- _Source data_
= = = = = = =

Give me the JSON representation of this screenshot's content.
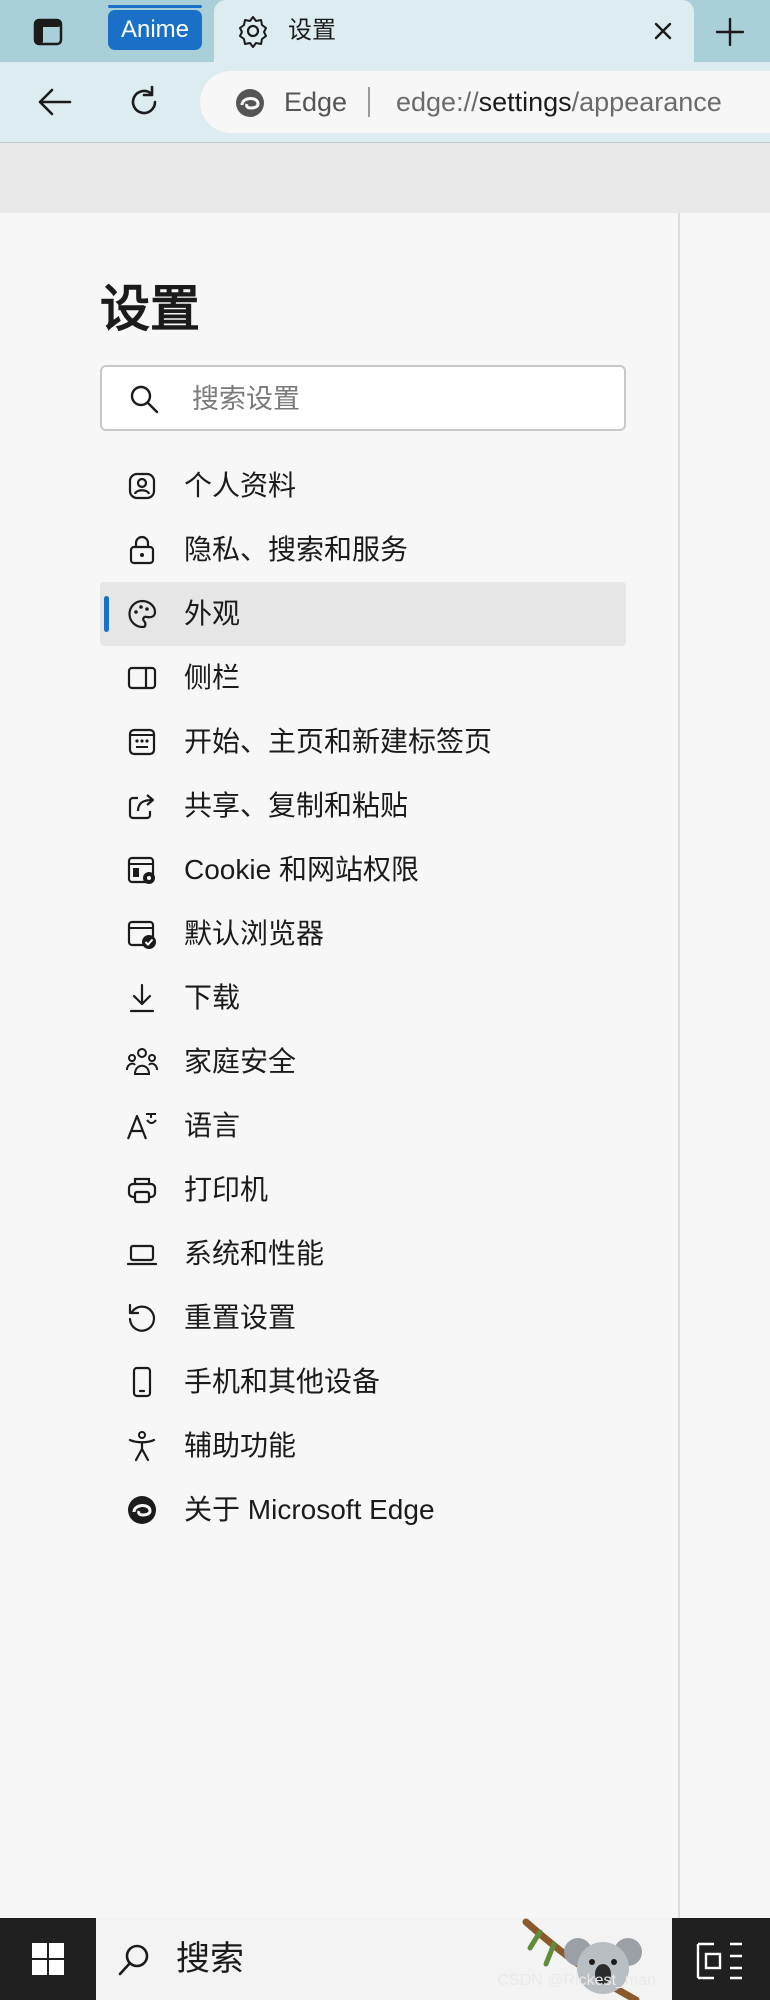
{
  "tabs": {
    "group_label": "Anime",
    "active_title": "设置"
  },
  "toolbar": {
    "site_label": "Edge",
    "url_scheme": "edge://",
    "url_host": "settings",
    "url_path": "/appearance"
  },
  "settings": {
    "title": "设置",
    "search_placeholder": "搜索设置",
    "menu": [
      {
        "label": "个人资料",
        "icon": "profile-icon"
      },
      {
        "label": "隐私、搜索和服务",
        "icon": "lock-icon"
      },
      {
        "label": "外观",
        "icon": "palette-icon",
        "active": true
      },
      {
        "label": "侧栏",
        "icon": "sidebar-icon"
      },
      {
        "label": "开始、主页和新建标签页",
        "icon": "home-grid-icon"
      },
      {
        "label": "共享、复制和粘贴",
        "icon": "share-icon"
      },
      {
        "label": "Cookie 和网站权限",
        "icon": "cookie-settings-icon"
      },
      {
        "label": "默认浏览器",
        "icon": "default-browser-icon"
      },
      {
        "label": "下载",
        "icon": "download-icon"
      },
      {
        "label": "家庭安全",
        "icon": "family-icon"
      },
      {
        "label": "语言",
        "icon": "language-icon"
      },
      {
        "label": "打印机",
        "icon": "printer-icon"
      },
      {
        "label": "系统和性能",
        "icon": "laptop-icon"
      },
      {
        "label": "重置设置",
        "icon": "reset-icon"
      },
      {
        "label": "手机和其他设备",
        "icon": "phone-icon"
      },
      {
        "label": "辅助功能",
        "icon": "accessibility-icon"
      },
      {
        "label": "关于 Microsoft Edge",
        "icon": "edge-logo-icon"
      }
    ]
  },
  "taskbar": {
    "search_label": "搜索",
    "watermark": "CSDN @Rickest_man"
  },
  "colors": {
    "accent": "#1a70c7",
    "tabstrip": "#a9cfd8",
    "toolbar": "#dcecf0",
    "taskbar": "#202020"
  }
}
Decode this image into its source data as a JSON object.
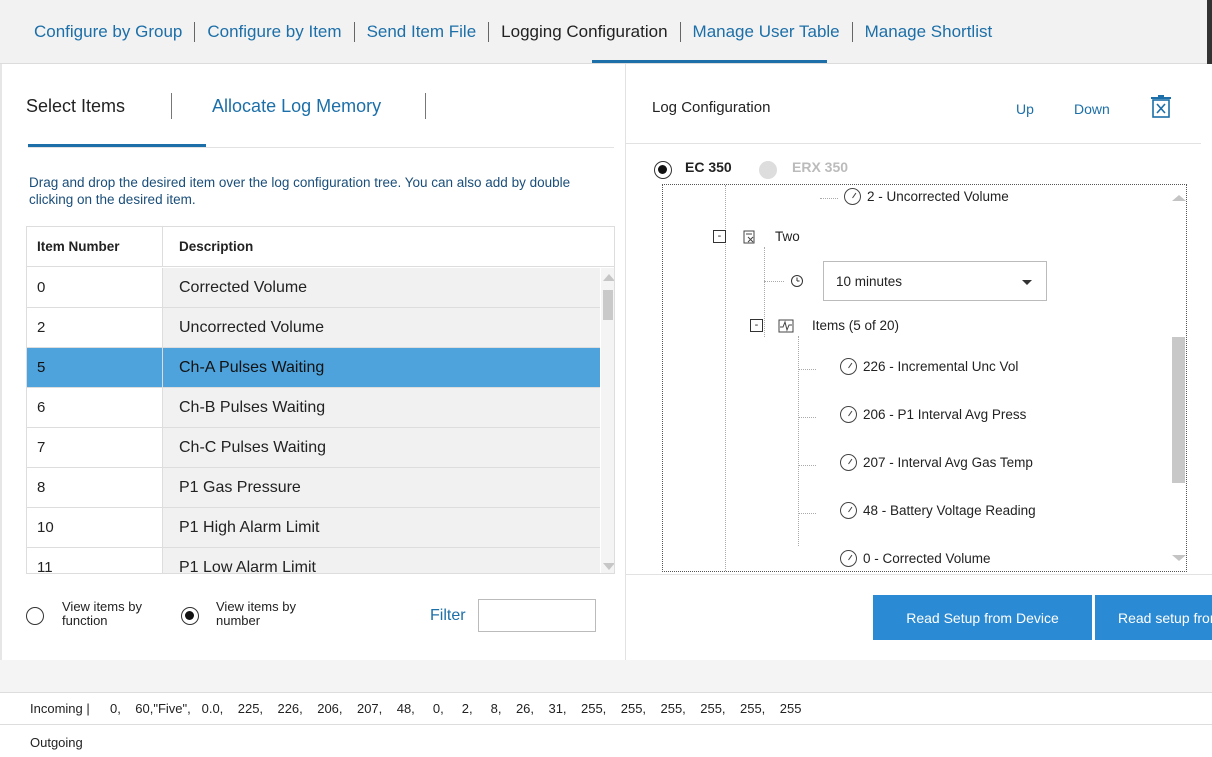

= = = = = = =

Give the material again exactly as it is, but keep the pictures out.

- _Solution to this problem_
Give me the JSON representation of this screenshot's content.
{
  "tabs": {
    "group_label": "Anime",
    "active_title": "设置"
  },
  "toolbar": {
    "site_label": "Edge",
    "url_scheme": "edge://",
    "url_host": "settings",
    "url_path": "/appearance"
  },
  "settings": {
    "title": "设置",
    "search_placeholder": "搜索设置",
    "menu": [
      {
        "label": "个人资料",
        "icon": "profile-icon"
      },
      {
        "label": "隐私、搜索和服务",
        "icon": "lock-icon"
      },
      {
        "label": "外观",
        "icon": "palette-icon",
        "active": true
      },
      {
        "label": "侧栏",
        "icon": "sidebar-icon"
      },
      {
        "label": "开始、主页和新建标签页",
        "icon": "home-grid-icon"
      },
      {
        "label": "共享、复制和粘贴",
        "icon": "share-icon"
      },
      {
        "label": "Cookie 和网站权限",
        "icon": "cookie-settings-icon"
      },
      {
        "label": "默认浏览器",
        "icon": "default-browser-icon"
      },
      {
        "label": "下载",
        "icon": "download-icon"
      },
      {
        "label": "家庭安全",
        "icon": "family-icon"
      },
      {
        "label": "语言",
        "icon": "language-icon"
      },
      {
        "label": "打印机",
        "icon": "printer-icon"
      },
      {
        "label": "系统和性能",
        "icon": "laptop-icon"
      },
      {
        "label": "重置设置",
        "icon": "reset-icon"
      },
      {
        "label": "手机和其他设备",
        "icon": "phone-icon"
      },
      {
        "label": "辅助功能",
        "icon": "accessibility-icon"
      },
      {
        "label": "关于 Microsoft Edge",
        "icon": "edge-logo-icon"
      }
    ]
  },
  "taskbar": {
    "search_label": "搜索",
    "watermark": "CSDN @Rickest_man"
  },
  "colors": {
    "accent": "#1a70c7",
    "tabstrip": "#a9cfd8",
    "toolbar": "#dcecf0",
    "taskbar": "#202020"
  }
}
Decode this image into its source data as a JSON object.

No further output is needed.